Problem statement ▸ Transcribe the material exactly. Images do not belong in the copy.

Saved entries ▸
————————

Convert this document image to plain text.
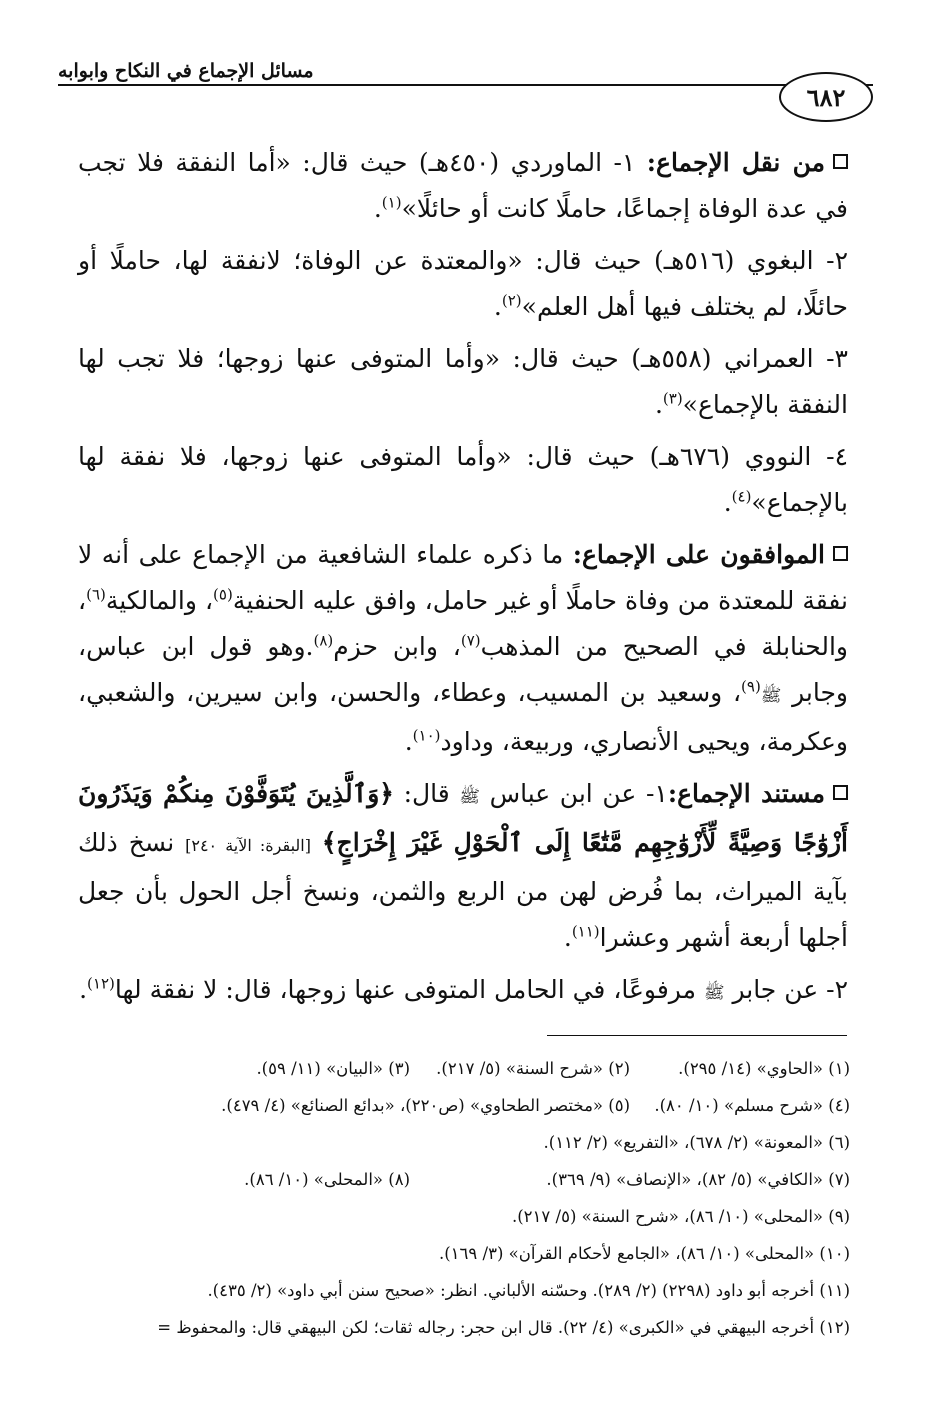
مسائل الإجماع في النكاح وابوابه
٦٨٢

من نقل الإجماع: ١- الماوردي (٤٥٠هـ) حيث قال: «أما النفقة فلا تجب في عدة الوفاة إجماعًا، حاملًا كانت أو حائلًا»$^{(١)}$.

٢- البغوي (٥١٦هـ) حيث قال: «والمعتدة عن الوفاة؛ لانفقة لها، حاملًا أو حائلًا، لم يختلف فيها أهل العلم»$^{(٢)}$.

٣- العمراني (٥٥٨هـ) حيث قال: «وأما المتوفى عنها زوجها؛ فلا تجب لها النفقة بالإجماع»$^{(٣)}$.

٤- النووي (٦٧٦هـ) حيث قال: «وأما المتوفى عنها زوجها، فلا نفقة لها بالإجماع»$^{(٤)}$.

الموافقون على الإجماع: ما ذكره علماء الشافعية من الإجماع على أنه لا نفقة للمعتدة من وفاة حاملًا أو غير حامل، وافق عليه الحنفية$^{(٥)}$، والمالكية$^{(٦)}$، والحنابلة في الصحيح من المذهب$^{(٧)}$، وابن حزم$^{(٨)}$.وهو قول ابن عباس، وجابر ﷺ$^{(٩)}$، وسعيد بن المسيب، وعطاء، والحسن، وابن سيرين، والشعبي، وعكرمة، ويحيى الأنصاري، وربيعة، وداود$^{(١٠)}$.

مستند الإجماع:١- عن ابن عباس ﷺ قال: ﴿وَٱلَّذِينَ يُتَوَفَّوْنَ مِنكُمْ وَيَذَرُونَ أَزْوَٰجًا وَصِيَّةً لِّأَزْوَٰجِهِم مَّتَٰعًا إِلَى ٱلْحَوْلِ غَيْرَ إِخْرَاجٍ﴾ [البقرة: الآية ٢٤٠] نسخ ذلك بآية الميراث، بما فُرض لهن من الربع والثمن، ونسخ أجل الحول بأن جعل أجلها أربعة أشهر وعشرا$^{(١١)}$.

٢- عن جابر ﷺ مرفوعًا، في الحامل المتوفى عنها زوجها، قال: لا نفقة لها$^{(١٢)}$.

(١) «الحاوي» (١٤/ ٢٩٥).
(٢) «شرح السنة» (٥/ ٢١٧).
(٣) «البيان» (١١/ ٥٩).
(٤) «شرح مسلم» (١٠/ ٨٠).
(٥) «مختصر الطحاوي» (ص٢٢٠)، «بدائع الصنائع» (٤/ ٤٧٩).
(٦) «المعونة» (٢/ ٦٧٨)، «التفريع» (٢/ ١١٢).
(٧) «الكافي» (٥/ ٨٢)، «الإنصاف» (٩/ ٣٦٩).
(٨) «المحلى» (١٠/ ٨٦).
(٩) «المحلى» (١٠/ ٨٦)، «شرح السنة» (٥/ ٢١٧).
(١٠) «المحلى» (١٠/ ٨٦)، «الجامع لأحكام القرآن» (٣/ ١٦٩).
(١١) أخرجه أبو داود (٢٢٩٨) (٢/ ٢٨٩). وحسّنه الألباني. انظر: «صحيح سنن أبي داود» (٢/ ٤٣٥).
(١٢) أخرجه البيهقي في «الكبرى» (٤/ ٢٢). قال ابن حجر: رجاله ثقات؛ لكن البيهقي قال: والمحفوظ =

————————

Output for this task ▸
Convert this document image to plain text.
مسائل الإجماع في النكاح وابوابه
٦٨٢

من نقل الإجماع: ١- الماوردي (٤٥٠هـ) حيث قال: «أما النفقة فلا تجب في عدة الوفاة إجماعًا، حاملًا كانت أو حائلًا»$^{(١)}$.

٢- البغوي (٥١٦هـ) حيث قال: «والمعتدة عن الوفاة؛ لانفقة لها، حاملًا أو حائلًا، لم يختلف فيها أهل العلم»$^{(٢)}$.

٣- العمراني (٥٥٨هـ) حيث قال: «وأما المتوفى عنها زوجها؛ فلا تجب لها النفقة بالإجماع»$^{(٣)}$.

٤- النووي (٦٧٦هـ) حيث قال: «وأما المتوفى عنها زوجها، فلا نفقة لها بالإجماع»$^{(٤)}$.

الموافقون على الإجماع: ما ذكره علماء الشافعية من الإجماع على أنه لا نفقة للمعتدة من وفاة حاملًا أو غير حامل، وافق عليه الحنفية$^{(٥)}$، والمالكية$^{(٦)}$، والحنابلة في الصحيح من المذهب$^{(٧)}$، وابن حزم$^{(٨)}$.وهو قول ابن عباس، وجابر ﷺ$^{(٩)}$، وسعيد بن المسيب، وعطاء، والحسن، وابن سيرين، والشعبي، وعكرمة، ويحيى الأنصاري، وربيعة، وداود$^{(١٠)}$.

مستند الإجماع:١- عن ابن عباس ﷺ قال: ﴿وَٱلَّذِينَ يُتَوَفَّوْنَ مِنكُمْ وَيَذَرُونَ أَزْوَٰجًا وَصِيَّةً لِّأَزْوَٰجِهِم مَّتَٰعًا إِلَى ٱلْحَوْلِ غَيْرَ إِخْرَاجٍ﴾ [البقرة: الآية ٢٤٠] نسخ ذلك بآية الميراث، بما فُرض لهن من الربع والثمن، ونسخ أجل الحول بأن جعل أجلها أربعة أشهر وعشرا$^{(١١)}$.

٢- عن جابر ﷺ مرفوعًا، في الحامل المتوفى عنها زوجها، قال: لا نفقة لها$^{(١٢)}$.

(١) «الحاوي» (١٤/ ٢٩٥).
(٢) «شرح السنة» (٥/ ٢١٧).
(٣) «البيان» (١١/ ٥٩).
(٤) «شرح مسلم» (١٠/ ٨٠).
(٥) «مختصر الطحاوي» (ص٢٢٠)، «بدائع الصنائع» (٤/ ٤٧٩).
(٦) «المعونة» (٢/ ٦٧٨)، «التفريع» (٢/ ١١٢).
(٧) «الكافي» (٥/ ٨٢)، «الإنصاف» (٩/ ٣٦٩).
(٨) «المحلى» (١٠/ ٨٦).
(٩) «المحلى» (١٠/ ٨٦)، «شرح السنة» (٥/ ٢١٧).
(١٠) «المحلى» (١٠/ ٨٦)، «الجامع لأحكام القرآن» (٣/ ١٦٩).
(١١) أخرجه أبو داود (٢٢٩٨) (٢/ ٢٨٩). وحسّنه الألباني. انظر: «صحيح سنن أبي داود» (٢/ ٤٣٥).
(١٢) أخرجه البيهقي في «الكبرى» (٤/ ٢٢). قال ابن حجر: رجاله ثقات؛ لكن البيهقي قال: والمحفوظ =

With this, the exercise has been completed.